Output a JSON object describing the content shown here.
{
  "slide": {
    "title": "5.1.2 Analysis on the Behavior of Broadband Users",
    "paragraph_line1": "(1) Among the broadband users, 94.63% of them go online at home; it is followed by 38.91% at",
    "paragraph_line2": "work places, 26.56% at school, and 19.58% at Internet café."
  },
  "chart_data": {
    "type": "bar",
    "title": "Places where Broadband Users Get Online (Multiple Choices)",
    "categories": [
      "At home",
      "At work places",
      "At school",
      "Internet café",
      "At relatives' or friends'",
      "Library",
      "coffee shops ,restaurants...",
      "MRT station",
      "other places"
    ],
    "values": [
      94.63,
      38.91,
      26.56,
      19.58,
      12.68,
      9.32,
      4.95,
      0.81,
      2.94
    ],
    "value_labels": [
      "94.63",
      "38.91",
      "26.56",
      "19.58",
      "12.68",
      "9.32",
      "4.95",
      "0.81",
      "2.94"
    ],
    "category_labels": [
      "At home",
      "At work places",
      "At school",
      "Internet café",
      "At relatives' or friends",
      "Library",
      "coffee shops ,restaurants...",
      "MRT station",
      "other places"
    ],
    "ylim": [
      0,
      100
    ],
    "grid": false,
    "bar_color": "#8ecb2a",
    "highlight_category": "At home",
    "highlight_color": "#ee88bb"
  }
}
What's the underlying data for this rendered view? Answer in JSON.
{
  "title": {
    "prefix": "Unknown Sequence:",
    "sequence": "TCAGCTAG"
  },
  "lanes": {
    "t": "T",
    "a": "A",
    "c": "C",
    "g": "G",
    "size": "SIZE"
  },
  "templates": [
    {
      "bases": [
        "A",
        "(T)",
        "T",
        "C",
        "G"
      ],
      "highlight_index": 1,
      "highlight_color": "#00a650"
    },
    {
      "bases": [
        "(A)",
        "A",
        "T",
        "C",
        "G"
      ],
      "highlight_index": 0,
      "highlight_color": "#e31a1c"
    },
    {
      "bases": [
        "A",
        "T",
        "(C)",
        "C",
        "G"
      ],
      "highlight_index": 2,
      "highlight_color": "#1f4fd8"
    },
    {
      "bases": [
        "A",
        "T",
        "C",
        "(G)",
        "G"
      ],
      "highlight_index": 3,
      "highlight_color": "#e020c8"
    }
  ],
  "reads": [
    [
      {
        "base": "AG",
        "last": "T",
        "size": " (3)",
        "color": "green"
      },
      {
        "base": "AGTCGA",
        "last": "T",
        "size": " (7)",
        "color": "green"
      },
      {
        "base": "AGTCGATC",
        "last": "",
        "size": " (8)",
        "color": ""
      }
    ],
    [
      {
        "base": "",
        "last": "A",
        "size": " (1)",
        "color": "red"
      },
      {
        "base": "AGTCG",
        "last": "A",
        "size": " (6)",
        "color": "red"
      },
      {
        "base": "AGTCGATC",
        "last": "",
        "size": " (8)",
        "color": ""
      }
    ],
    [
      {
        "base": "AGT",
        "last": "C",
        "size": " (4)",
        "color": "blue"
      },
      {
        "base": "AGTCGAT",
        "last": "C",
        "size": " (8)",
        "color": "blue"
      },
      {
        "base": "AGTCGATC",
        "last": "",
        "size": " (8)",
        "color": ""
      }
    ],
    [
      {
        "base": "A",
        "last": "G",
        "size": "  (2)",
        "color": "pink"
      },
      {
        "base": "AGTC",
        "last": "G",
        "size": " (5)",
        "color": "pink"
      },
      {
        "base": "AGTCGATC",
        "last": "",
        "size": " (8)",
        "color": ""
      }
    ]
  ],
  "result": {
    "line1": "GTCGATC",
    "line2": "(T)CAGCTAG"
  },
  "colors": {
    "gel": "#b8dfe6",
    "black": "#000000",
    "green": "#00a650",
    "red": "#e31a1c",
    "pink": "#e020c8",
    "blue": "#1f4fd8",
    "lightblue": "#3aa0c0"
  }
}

********

- _What to produce_: Repeat the data exactly. Leave nothing out.

- _Task result_:
Output a JSON object describing the content shown here.
{
  "slide": {
    "title": "5.1.2 Analysis on the Behavior of Broadband Users",
    "paragraph_line1": "(1) Among the broadband users, 94.63% of them go online at home; it is followed by 38.91% at",
    "paragraph_line2": "work places, 26.56% at school, and 19.58% at Internet café."
  },
  "chart_data": {
    "type": "bar",
    "title": "Places where Broadband Users Get Online (Multiple Choices)",
    "categories": [
      "At home",
      "At work places",
      "At school",
      "Internet café",
      "At relatives' or friends'",
      "Library",
      "coffee shops ,restaurants...",
      "MRT station",
      "other places"
    ],
    "values": [
      94.63,
      38.91,
      26.56,
      19.58,
      12.68,
      9.32,
      4.95,
      0.81,
      2.94
    ],
    "value_labels": [
      "94.63",
      "38.91",
      "26.56",
      "19.58",
      "12.68",
      "9.32",
      "4.95",
      "0.81",
      "2.94"
    ],
    "category_labels": [
      "At home",
      "At work places",
      "At school",
      "Internet café",
      "At relatives' or friends",
      "Library",
      "coffee shops ,restaurants...",
      "MRT station",
      "other places"
    ],
    "ylim": [
      0,
      100
    ],
    "grid": false,
    "bar_color": "#8ecb2a",
    "highlight_category": "At home",
    "highlight_color": "#ee88bb"
  }
}
What's the underlying data for this rendered view? Answer in JSON.
{
  "title": {
    "prefix": "Unknown Sequence:",
    "sequence": "TCAGCTAG"
  },
  "lanes": {
    "t": "T",
    "a": "A",
    "c": "C",
    "g": "G",
    "size": "SIZE"
  },
  "templates": [
    {
      "bases": [
        "A",
        "(T)",
        "T",
        "C",
        "G"
      ],
      "highlight_index": 1,
      "highlight_color": "#00a650"
    },
    {
      "bases": [
        "(A)",
        "A",
        "T",
        "C",
        "G"
      ],
      "highlight_index": 0,
      "highlight_color": "#e31a1c"
    },
    {
      "bases": [
        "A",
        "T",
        "(C)",
        "C",
        "G"
      ],
      "highlight_index": 2,
      "highlight_color": "#1f4fd8"
    },
    {
      "bases": [
        "A",
        "T",
        "C",
        "(G)",
        "G"
      ],
      "highlight_index": 3,
      "highlight_color": "#e020c8"
    }
  ],
  "reads": [
    [
      {
        "base": "AG",
        "last": "T",
        "size": " (3)",
        "color": "green"
      },
      {
        "base": "AGTCGA",
        "last": "T",
        "size": " (7)",
        "color": "green"
      },
      {
        "base": "AGTCGATC",
        "last": "",
        "size": " (8)",
        "color": ""
      }
    ],
    [
      {
        "base": "",
        "last": "A",
        "size": " (1)",
        "color": "red"
      },
      {
        "base": "AGTCG",
        "last": "A",
        "size": " (6)",
        "color": "red"
      },
      {
        "base": "AGTCGATC",
        "last": "",
        "size": " (8)",
        "color": ""
      }
    ],
    [
      {
        "base": "AGT",
        "last": "C",
        "size": " (4)",
        "color": "blue"
      },
      {
        "base": "AGTCGAT",
        "last": "C",
        "size": " (8)",
        "color": "blue"
      },
      {
        "base": "AGTCGATC",
        "last": "",
        "size": " (8)",
        "color": ""
      }
    ],
    [
      {
        "base": "A",
        "last": "G",
        "size": "  (2)",
        "color": "pink"
      },
      {
        "base": "AGTC",
        "last": "G",
        "size": " (5)",
        "color": "pink"
      },
      {
        "base": "AGTCGATC",
        "last": "",
        "size": " (8)",
        "color": ""
      }
    ]
  ],
  "result": {
    "line1": "GTCGATC",
    "line2": "(T)CAGCTAG"
  },
  "colors": {
    "gel": "#b8dfe6",
    "black": "#000000",
    "green": "#00a650",
    "red": "#e31a1c",
    "pink": "#e020c8",
    "blue": "#1f4fd8",
    "lightblue": "#3aa0c0"
  }
}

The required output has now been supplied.